(Raw records)
---

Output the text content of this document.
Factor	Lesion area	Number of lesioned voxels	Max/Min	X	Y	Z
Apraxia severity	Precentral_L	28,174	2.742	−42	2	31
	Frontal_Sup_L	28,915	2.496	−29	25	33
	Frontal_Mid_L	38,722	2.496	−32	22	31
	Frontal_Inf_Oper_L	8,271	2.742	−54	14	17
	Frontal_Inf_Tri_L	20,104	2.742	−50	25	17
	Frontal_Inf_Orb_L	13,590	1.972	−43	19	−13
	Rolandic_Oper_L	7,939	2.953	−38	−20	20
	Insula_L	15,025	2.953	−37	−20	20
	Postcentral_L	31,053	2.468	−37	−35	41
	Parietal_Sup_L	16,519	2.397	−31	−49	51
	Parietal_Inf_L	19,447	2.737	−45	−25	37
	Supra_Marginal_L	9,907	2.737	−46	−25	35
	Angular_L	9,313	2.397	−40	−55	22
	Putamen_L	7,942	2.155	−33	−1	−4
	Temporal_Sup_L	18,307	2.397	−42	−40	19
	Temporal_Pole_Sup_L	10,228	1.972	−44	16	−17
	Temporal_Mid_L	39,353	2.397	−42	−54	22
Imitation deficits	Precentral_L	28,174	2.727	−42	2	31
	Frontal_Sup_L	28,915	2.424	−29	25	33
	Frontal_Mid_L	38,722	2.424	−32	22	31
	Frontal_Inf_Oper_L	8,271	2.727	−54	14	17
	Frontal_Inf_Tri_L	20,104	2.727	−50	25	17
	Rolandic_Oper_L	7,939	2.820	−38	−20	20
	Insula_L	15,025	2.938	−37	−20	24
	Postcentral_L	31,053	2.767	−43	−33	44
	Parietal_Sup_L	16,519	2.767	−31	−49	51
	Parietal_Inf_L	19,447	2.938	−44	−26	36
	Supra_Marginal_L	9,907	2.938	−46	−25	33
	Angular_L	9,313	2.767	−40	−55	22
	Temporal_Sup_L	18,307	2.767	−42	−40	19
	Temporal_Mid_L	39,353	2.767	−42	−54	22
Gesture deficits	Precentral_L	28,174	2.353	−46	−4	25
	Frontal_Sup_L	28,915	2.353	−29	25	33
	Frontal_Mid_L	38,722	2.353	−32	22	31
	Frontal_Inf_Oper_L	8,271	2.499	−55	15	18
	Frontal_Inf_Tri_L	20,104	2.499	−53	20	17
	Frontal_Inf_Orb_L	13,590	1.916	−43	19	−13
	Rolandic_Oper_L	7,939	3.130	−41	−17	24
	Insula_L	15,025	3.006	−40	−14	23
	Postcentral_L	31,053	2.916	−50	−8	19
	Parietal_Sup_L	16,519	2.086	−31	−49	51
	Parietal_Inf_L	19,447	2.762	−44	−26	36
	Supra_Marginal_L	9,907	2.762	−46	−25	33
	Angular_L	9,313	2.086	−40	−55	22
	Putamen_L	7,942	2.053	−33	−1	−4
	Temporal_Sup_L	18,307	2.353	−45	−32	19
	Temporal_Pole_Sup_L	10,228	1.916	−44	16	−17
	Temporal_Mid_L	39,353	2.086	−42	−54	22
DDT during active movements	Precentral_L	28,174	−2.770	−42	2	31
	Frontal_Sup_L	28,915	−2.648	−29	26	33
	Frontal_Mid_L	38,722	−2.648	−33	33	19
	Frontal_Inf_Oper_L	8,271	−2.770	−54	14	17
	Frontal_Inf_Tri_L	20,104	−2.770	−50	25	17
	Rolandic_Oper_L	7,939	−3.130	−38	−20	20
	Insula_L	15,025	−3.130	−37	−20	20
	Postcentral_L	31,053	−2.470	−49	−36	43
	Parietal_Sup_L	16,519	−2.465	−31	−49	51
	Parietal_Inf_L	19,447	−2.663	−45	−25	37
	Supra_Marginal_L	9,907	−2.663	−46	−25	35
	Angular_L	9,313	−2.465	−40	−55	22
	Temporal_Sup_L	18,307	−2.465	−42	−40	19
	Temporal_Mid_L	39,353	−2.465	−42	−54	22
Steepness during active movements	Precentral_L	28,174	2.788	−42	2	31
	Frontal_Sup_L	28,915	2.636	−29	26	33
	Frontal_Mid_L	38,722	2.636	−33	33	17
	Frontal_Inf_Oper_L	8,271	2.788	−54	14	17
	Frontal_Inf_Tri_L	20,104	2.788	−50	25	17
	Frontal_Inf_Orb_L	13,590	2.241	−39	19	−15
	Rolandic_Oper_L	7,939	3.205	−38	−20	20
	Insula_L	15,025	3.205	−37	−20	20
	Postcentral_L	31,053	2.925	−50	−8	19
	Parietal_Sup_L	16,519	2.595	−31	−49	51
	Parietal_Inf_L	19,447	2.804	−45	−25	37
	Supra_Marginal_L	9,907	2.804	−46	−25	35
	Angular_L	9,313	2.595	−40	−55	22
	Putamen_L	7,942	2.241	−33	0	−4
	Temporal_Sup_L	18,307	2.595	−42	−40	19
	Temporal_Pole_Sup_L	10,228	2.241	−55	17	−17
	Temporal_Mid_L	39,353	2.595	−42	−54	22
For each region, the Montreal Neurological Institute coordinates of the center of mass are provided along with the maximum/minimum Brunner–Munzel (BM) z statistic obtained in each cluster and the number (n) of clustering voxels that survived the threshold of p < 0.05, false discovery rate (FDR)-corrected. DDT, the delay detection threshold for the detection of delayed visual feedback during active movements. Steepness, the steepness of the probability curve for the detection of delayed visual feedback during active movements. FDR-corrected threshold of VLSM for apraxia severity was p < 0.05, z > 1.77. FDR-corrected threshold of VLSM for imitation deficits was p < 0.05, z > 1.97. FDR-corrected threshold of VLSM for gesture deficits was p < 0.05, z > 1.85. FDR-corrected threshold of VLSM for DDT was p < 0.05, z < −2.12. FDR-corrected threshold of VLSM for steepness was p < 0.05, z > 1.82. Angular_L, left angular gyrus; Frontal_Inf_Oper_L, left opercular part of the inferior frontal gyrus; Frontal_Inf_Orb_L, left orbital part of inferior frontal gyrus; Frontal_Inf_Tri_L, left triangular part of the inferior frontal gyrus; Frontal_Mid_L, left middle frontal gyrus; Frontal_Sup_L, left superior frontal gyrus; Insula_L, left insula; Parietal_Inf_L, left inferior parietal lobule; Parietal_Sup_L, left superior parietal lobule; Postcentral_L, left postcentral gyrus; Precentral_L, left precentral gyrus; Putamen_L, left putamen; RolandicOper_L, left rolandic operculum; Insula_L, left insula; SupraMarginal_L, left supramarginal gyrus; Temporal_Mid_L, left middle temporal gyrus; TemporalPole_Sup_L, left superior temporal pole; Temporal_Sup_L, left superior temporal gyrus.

---

Transcribe every line of the data, exactly as it stands.

- **WRITTEN ANSWER**:
Output the text content of this document.
Factor	Lesion area	Number of lesioned voxels	Max/Min	X	Y	Z
Apraxia severity	Precentral_L	28,174	2.742	−42	2	31
	Frontal_Sup_L	28,915	2.496	−29	25	33
	Frontal_Mid_L	38,722	2.496	−32	22	31
	Frontal_Inf_Oper_L	8,271	2.742	−54	14	17
	Frontal_Inf_Tri_L	20,104	2.742	−50	25	17
	Frontal_Inf_Orb_L	13,590	1.972	−43	19	−13
	Rolandic_Oper_L	7,939	2.953	−38	−20	20
	Insula_L	15,025	2.953	−37	−20	20
	Postcentral_L	31,053	2.468	−37	−35	41
	Parietal_Sup_L	16,519	2.397	−31	−49	51
	Parietal_Inf_L	19,447	2.737	−45	−25	37
	Supra_Marginal_L	9,907	2.737	−46	−25	35
	Angular_L	9,313	2.397	−40	−55	22
	Putamen_L	7,942	2.155	−33	−1	−4
	Temporal_Sup_L	18,307	2.397	−42	−40	19
	Temporal_Pole_Sup_L	10,228	1.972	−44	16	−17
	Temporal_Mid_L	39,353	2.397	−42	−54	22
Imitation deficits	Precentral_L	28,174	2.727	−42	2	31
	Frontal_Sup_L	28,915	2.424	−29	25	33
	Frontal_Mid_L	38,722	2.424	−32	22	31
	Frontal_Inf_Oper_L	8,271	2.727	−54	14	17
	Frontal_Inf_Tri_L	20,104	2.727	−50	25	17
	Rolandic_Oper_L	7,939	2.820	−38	−20	20
	Insula_L	15,025	2.938	−37	−20	24
	Postcentral_L	31,053	2.767	−43	−33	44
	Parietal_Sup_L	16,519	2.767	−31	−49	51
	Parietal_Inf_L	19,447	2.938	−44	−26	36
	Supra_Marginal_L	9,907	2.938	−46	−25	33
	Angular_L	9,313	2.767	−40	−55	22
	Temporal_Sup_L	18,307	2.767	−42	−40	19
	Temporal_Mid_L	39,353	2.767	−42	−54	22
Gesture deficits	Precentral_L	28,174	2.353	−46	−4	25
	Frontal_Sup_L	28,915	2.353	−29	25	33
	Frontal_Mid_L	38,722	2.353	−32	22	31
	Frontal_Inf_Oper_L	8,271	2.499	−55	15	18
	Frontal_Inf_Tri_L	20,104	2.499	−53	20	17
	Frontal_Inf_Orb_L	13,590	1.916	−43	19	−13
	Rolandic_Oper_L	7,939	3.130	−41	−17	24
	Insula_L	15,025	3.006	−40	−14	23
	Postcentral_L	31,053	2.916	−50	−8	19
	Parietal_Sup_L	16,519	2.086	−31	−49	51
	Parietal_Inf_L	19,447	2.762	−44	−26	36
	Supra_Marginal_L	9,907	2.762	−46	−25	33
	Angular_L	9,313	2.086	−40	−55	22
	Putamen_L	7,942	2.053	−33	−1	−4
	Temporal_Sup_L	18,307	2.353	−45	−32	19
	Temporal_Pole_Sup_L	10,228	1.916	−44	16	−17
	Temporal_Mid_L	39,353	2.086	−42	−54	22
DDT during active movements	Precentral_L	28,174	−2.770	−42	2	31
	Frontal_Sup_L	28,915	−2.648	−29	26	33
	Frontal_Mid_L	38,722	−2.648	−33	33	19
	Frontal_Inf_Oper_L	8,271	−2.770	−54	14	17
	Frontal_Inf_Tri_L	20,104	−2.770	−50	25	17
	Rolandic_Oper_L	7,939	−3.130	−38	−20	20
	Insula_L	15,025	−3.130	−37	−20	20
	Postcentral_L	31,053	−2.470	−49	−36	43
	Parietal_Sup_L	16,519	−2.465	−31	−49	51
	Parietal_Inf_L	19,447	−2.663	−45	−25	37
	Supra_Marginal_L	9,907	−2.663	−46	−25	35
	Angular_L	9,313	−2.465	−40	−55	22
	Temporal_Sup_L	18,307	−2.465	−42	−40	19
	Temporal_Mid_L	39,353	−2.465	−42	−54	22
Steepness during active movements	Precentral_L	28,174	2.788	−42	2	31
	Frontal_Sup_L	28,915	2.636	−29	26	33
	Frontal_Mid_L	38,722	2.636	−33	33	17
	Frontal_Inf_Oper_L	8,271	2.788	−54	14	17
	Frontal_Inf_Tri_L	20,104	2.788	−50	25	17
	Frontal_Inf_Orb_L	13,590	2.241	−39	19	−15
	Rolandic_Oper_L	7,939	3.205	−38	−20	20
	Insula_L	15,025	3.205	−37	−20	20
	Postcentral_L	31,053	2.925	−50	−8	19
	Parietal_Sup_L	16,519	2.595	−31	−49	51
	Parietal_Inf_L	19,447	2.804	−45	−25	37
	Supra_Marginal_L	9,907	2.804	−46	−25	35
	Angular_L	9,313	2.595	−40	−55	22
	Putamen_L	7,942	2.241	−33	0	−4
	Temporal_Sup_L	18,307	2.595	−42	−40	19
	Temporal_Pole_Sup_L	10,228	2.241	−55	17	−17
	Temporal_Mid_L	39,353	2.595	−42	−54	22
For each region, the Montreal Neurological Institute coordinates of the center of mass are provided along with the maximum/minimum Brunner–Munzel (BM) z statistic obtained in each cluster and the number (n) of clustering voxels that survived the threshold of p < 0.05, false discovery rate (FDR)-corrected. DDT, the delay detection threshold for the detection of delayed visual feedback during active movements. Steepness, the steepness of the probability curve for the detection of delayed visual feedback during active movements. FDR-corrected threshold of VLSM for apraxia severity was p < 0.05, z > 1.77. FDR-corrected threshold of VLSM for imitation deficits was p < 0.05, z > 1.97. FDR-corrected threshold of VLSM for gesture deficits was p < 0.05, z > 1.85. FDR-corrected threshold of VLSM for DDT was p < 0.05, z < −2.12. FDR-corrected threshold of VLSM for steepness was p < 0.05, z > 1.82. Angular_L, left angular gyrus; Frontal_Inf_Oper_L, left opercular part of the inferior frontal gyrus; Frontal_Inf_Orb_L, left orbital part of inferior frontal gyrus; Frontal_Inf_Tri_L, left triangular part of the inferior frontal gyrus; Frontal_Mid_L, left middle frontal gyrus; Frontal_Sup_L, left superior frontal gyrus; Insula_L, left insula; Parietal_Inf_L, left inferior parietal lobule; Parietal_Sup_L, left superior parietal lobule; Postcentral_L, left postcentral gyrus; Precentral_L, left precentral gyrus; Putamen_L, left putamen; RolandicOper_L, left rolandic operculum; Insula_L, left insula; SupraMarginal_L, left supramarginal gyrus; Temporal_Mid_L, left middle temporal gyrus; TemporalPole_Sup_L, left superior temporal pole; Temporal_Sup_L, left superior temporal gyrus.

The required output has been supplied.